Extracted data entries
####################

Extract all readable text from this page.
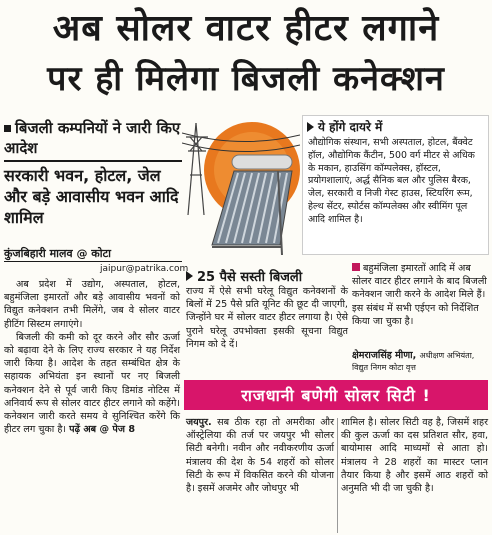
अब सोलर वाटर हीटर लगाने
पर ही मिलेगा बिजली कनेक्शन
बिजली कम्पनियों ने जारी किए आदेश
सरकारी भवन, होटल, जेल और बड़े आवासीय भवन आदि शामिल
कुंजबिहारी मालव @ कोटा
jaipur@patrika.com

अब प्रदेश में उद्योग, अस्पताल, होटल, बहुमंजिला इमारतों और बड़े आवासीय भवनों को विद्युत कनेक्शन तभी मिलेंगे, जब वे सोलर वाटर हीटिंग सिस्टम लगाएंगे।

बिजली की कमी को दूर करने और सौर ऊर्जा को बढ़ावा देने के लिए राज्य सरकार ने यह निर्देश जारी किया है। आदेश के तहत सम्बंधित क्षेत्र के सहायक अभियंता इन स्थानों पर नए बिजली कनेक्शन देने से पूर्व जारी किए डिमांड नोटिस में अनिवार्य रूप से सोलर वाटर हीटर लगाने को कहेंगे। कनेक्शन जारी करते समय वे सुनिश्चित करेंगे कि हीटर लग चुका है। पढ़ें अब @ पेज 8

ये होंगे दायरे में
औद्योगिक संस्थान, सभी अस्पताल, होटल, बैंक्वेट हॉल, औद्योगिक कैंटीन, 500 वर्ग मीटर से अधिक के मकान, हाउसिंग कॉम्पलेक्स, हॉस्टल, प्रयोगशालाएं, अर्द्ध सैनिक बल और पुलिस बैरक, जेल, सरकारी व निजी गेस्ट हाउस, स्टियरिंग रूम, हेल्थ सेंटर, स्पोर्टस कॉम्पलेक्स और स्वीमिंग पूल आदि शामिल है।
25 पैसे सस्ती बिजली
राज्य में ऐसे सभी घरेलू विद्युत कनेक्शनों के बिलों में 25 पैसे प्रति यूनिट की छूट दी जाएगी, जिन्होंने घर में सोलर वाटर हीटर लगाया है। ऐसे पुराने घरेलू उपभोक्ता इसकी सूचना विद्युत निगम को दे दें।
बहुमंजिला इमारतों आदि में अब सोलर वाटर हीटर लगाने के बाद बिजली कनेक्शन जारी करने के आदेश मिले हैं। इस संबंध में सभी एईएन को निर्देशित किया जा चुका है।
क्षेमराजसिंह मीणा, अधीक्षण अभियंता,
विद्युत निगम कोटा वृत्त
राजधानी बणेगी सोलर सिटी !
जयपुर. सब ठीक रहा तो अमरीका और ऑस्ट्रेलिया की तर्ज पर जयपुर भी सोलर सिटी बनेगी। नवीन और नवीकरणीय ऊर्जा मंत्रालय की देश के 54 शहरों को सोलर सिटी के रूप में विकसित करने की योजना है। इसमें अजमेर और जोधपुर भी
शामिल है। सोलर सिटी वह है, जिसमें शहर की कुल ऊर्जा का दस प्रतिशत सौर, हवा, बायोमास आदि माध्यमों से आता हो। मंत्रालय ने 28 शहरों का मास्टर प्लान तैयार किया है और इसमें आठ शहरों को अनुमति भी दी जा चुकी है।
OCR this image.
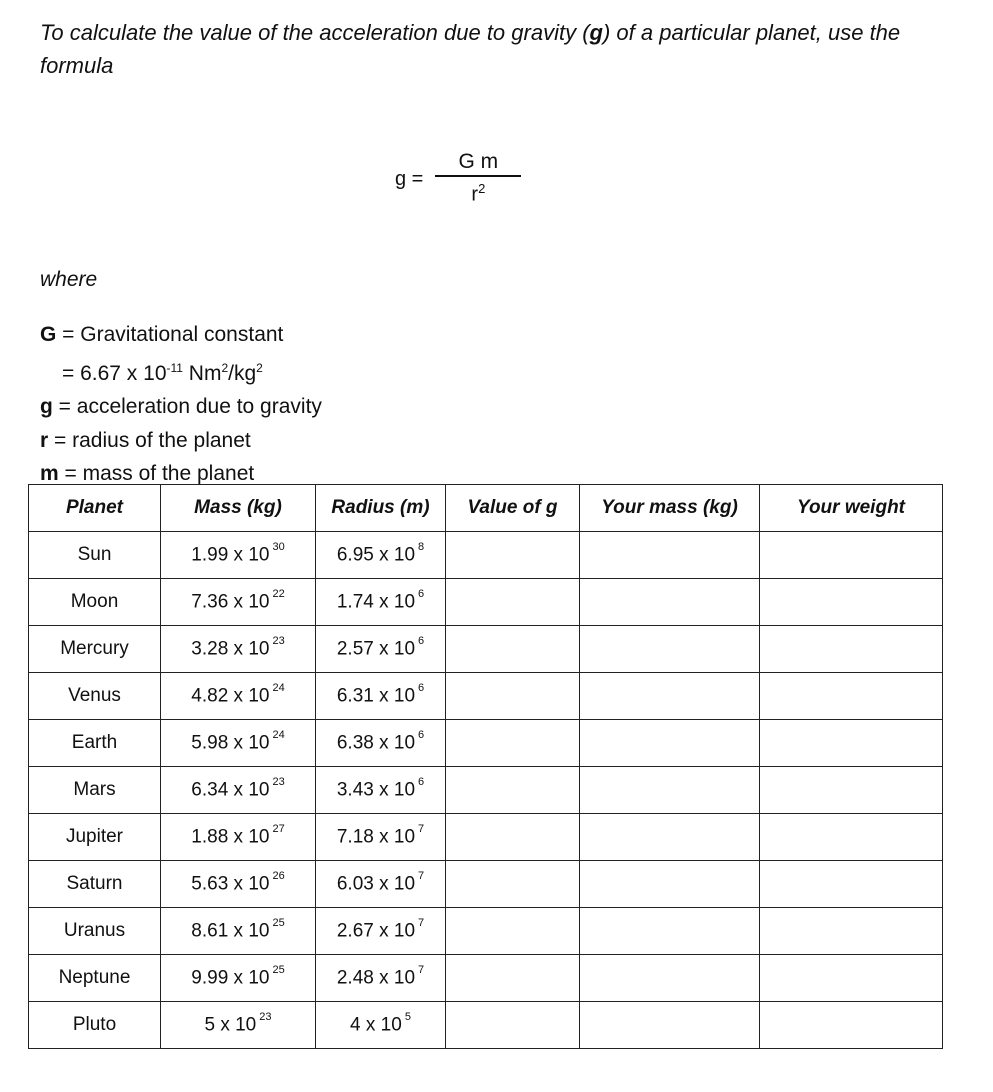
To calculate the value of the acceleration due to gravity (g) of a particular planet, use the formula

$g = \frac{\text{G m}}{r^2}$
where
G = Gravitational constant
= 6.67 x $10^{-11}$ $Nm^2/kg^2$
g = acceleration due to gravity
r = radius of the planet
m = mass of the planet
Planet	Mass (kg)	Radius (m)	Value of g	Your mass (kg)	Your weight
Sun	1.99 x 10 $^{30}$	6.95 x 10 $^8$			
Moon	7.36 x 10 $^{22}$	1.74 x 10 $^6$			
Mercury	3.28 x 10 $^{23}$	2.57 x 10 $^6$			
Venus	4.82 x 10 $^{24}$	6.31 x 10 $^6$			
Earth	5.98 x 10 $^{24}$	6.38 x 10 $^6$			
Mars	6.34 x 10 $^{23}$	3.43 x 10 $^6$			
Jupiter	1.88 x 10 $^{27}$	7.18 x 10 $^7$			
Saturn	5.63 x 10 $^{26}$	6.03 x 10 $^7$			
Uranus	8.61 x 10 $^{25}$	2.67 x 10 $^7$			
Neptune	9.99 x 10 $^{25}$	2.48 x 10 $^7$			
Pluto	5 x 10 $^{23}$	4 x 10 $^5$			
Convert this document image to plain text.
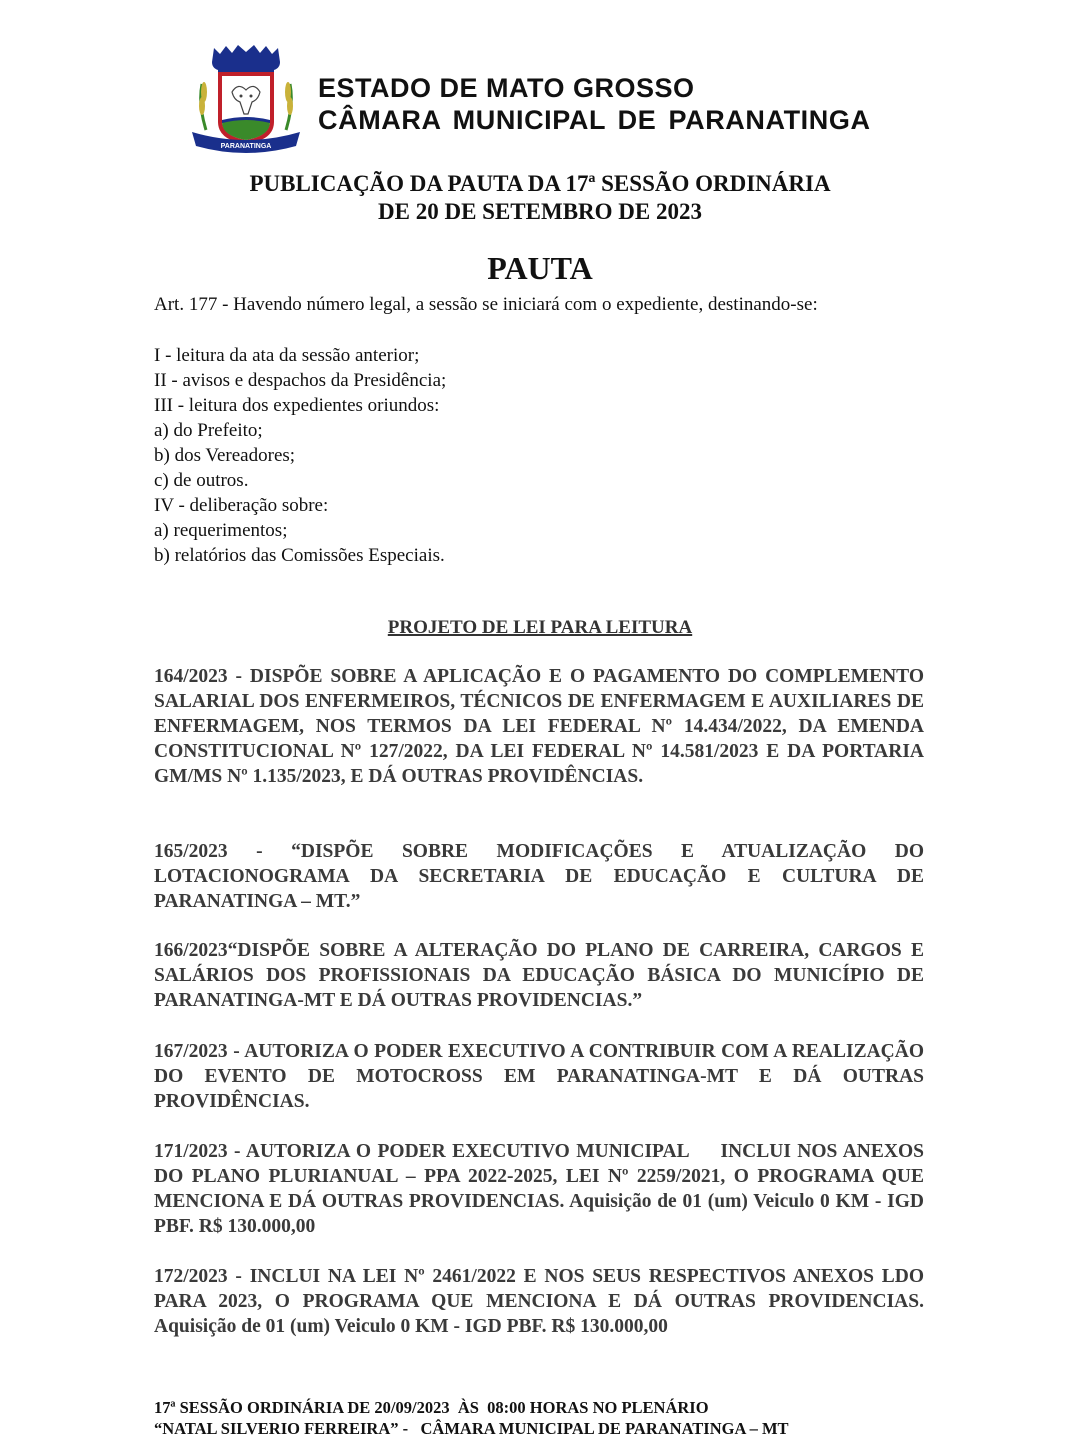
PARANATINGA
ESTADO DE MATO GROSSO
CÂMARA MUNICIPAL DE PARANATINGA
PUBLICAÇÃO DA PAUTA DA 17ª SESSÃO ORDINÁRIA
DE 20 DE SETEMBRO DE 2023
PAUTA
Art. 177 - Havendo número legal, a sessão se iniciará com o expediente, destinando-se:
I - leitura da ata da sessão anterior;
II - avisos e despachos da Presidência;
III - leitura dos expedientes oriundos:
a) do Prefeito;
b) dos Vereadores;
c) de outros.
IV - deliberação sobre:
a) requerimentos;
b) relatórios das Comissões Especiais.
PROJETO DE LEI PARA LEITURA
164/2023 - DISPÕE SOBRE A APLICAÇÃO E O PAGAMENTO DO COMPLEMENTO SALARIAL DOS ENFERMEIROS, TÉCNICOS DE ENFERMAGEM E AUXILIARES DE ENFERMAGEM, NOS TERMOS DA LEI FEDERAL Nº 14.434/2022, DA EMENDA CONSTITUCIONAL Nº 127/2022, DA LEI FEDERAL Nº 14.581/2023 E DA PORTARIA GM/MS Nº 1.135/2023, E DÁ OUTRAS PROVIDÊNCIAS.
165/2023 - “DISPÕE SOBRE MODIFICAÇÕES E ATUALIZAÇÃO DO LOTACIONOGRAMA DA SECRETARIA DE EDUCAÇÃO E CULTURA DE PARANATINGA – MT.”
166/2023“DISPÕE SOBRE A ALTERAÇÃO DO PLANO DE CARREIRA, CARGOS E SALÁRIOS DOS PROFISSIONAIS DA EDUCAÇÃO BÁSICA DO MUNICÍPIO DE PARANATINGA-MT E DÁ OUTRAS PROVIDENCIAS.”
167/2023 - AUTORIZA O PODER EXECUTIVO A CONTRIBUIR COM A REALIZAÇÃO DO EVENTO DE MOTOCROSS EM PARANATINGA-MT E DÁ OUTRAS PROVIDÊNCIAS.
171/2023 - AUTORIZA O PODER EXECUTIVO MUNICIPAL     INCLUI NOS ANEXOS DO PLANO PLURIANUAL – PPA 2022-2025, LEI Nº 2259/2021, O PROGRAMA QUE MENCIONA E DÁ OUTRAS PROVIDENCIAS. Aquisição de 01 (um) Veiculo 0 KM - IGD PBF. R$ 130.000,00
172/2023 - INCLUI NA LEI Nº 2461/2022 E NOS SEUS RESPECTIVOS ANEXOS LDO PARA 2023, O PROGRAMA QUE MENCIONA E DÁ OUTRAS PROVIDENCIAS. Aquisição de 01 (um) Veiculo 0 KM - IGD PBF. R$ 130.000,00
17ª SESSÃO ORDINÁRIA DE 20/09/2023  ÀS  08:00 HORAS NO PLENÁRIO
“NATAL SILVERIO FERREIRA” -   CÂMARA MUNICIPAL DE PARANATINGA – MT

####################

AIM
Return each line with "EXECUTIVO".

WRITTEN SOLUTION
167/2023 - AUTORIZA O PODER EXECUTIVO A CONTRIBUIR COM A REALIZAÇÃO DO EVENTO DE MOTOCROSS EM PARANATINGA-MT E DÁ OUTRAS PROVIDÊNCIAS.
171/2023 - AUTORIZA O PODER EXECUTIVO MUNICIPAL     INCLUI NOS ANEXOS DO PLANO PLURIANUAL – PPA 2022-2025, LEI Nº 2259/2021, O PROGRAMA QUE MENCIONA E DÁ OUTRAS PROVIDENCIAS. Aquisição de 01 (um) Veiculo 0 KM - IGD PBF. R$ 130.000,00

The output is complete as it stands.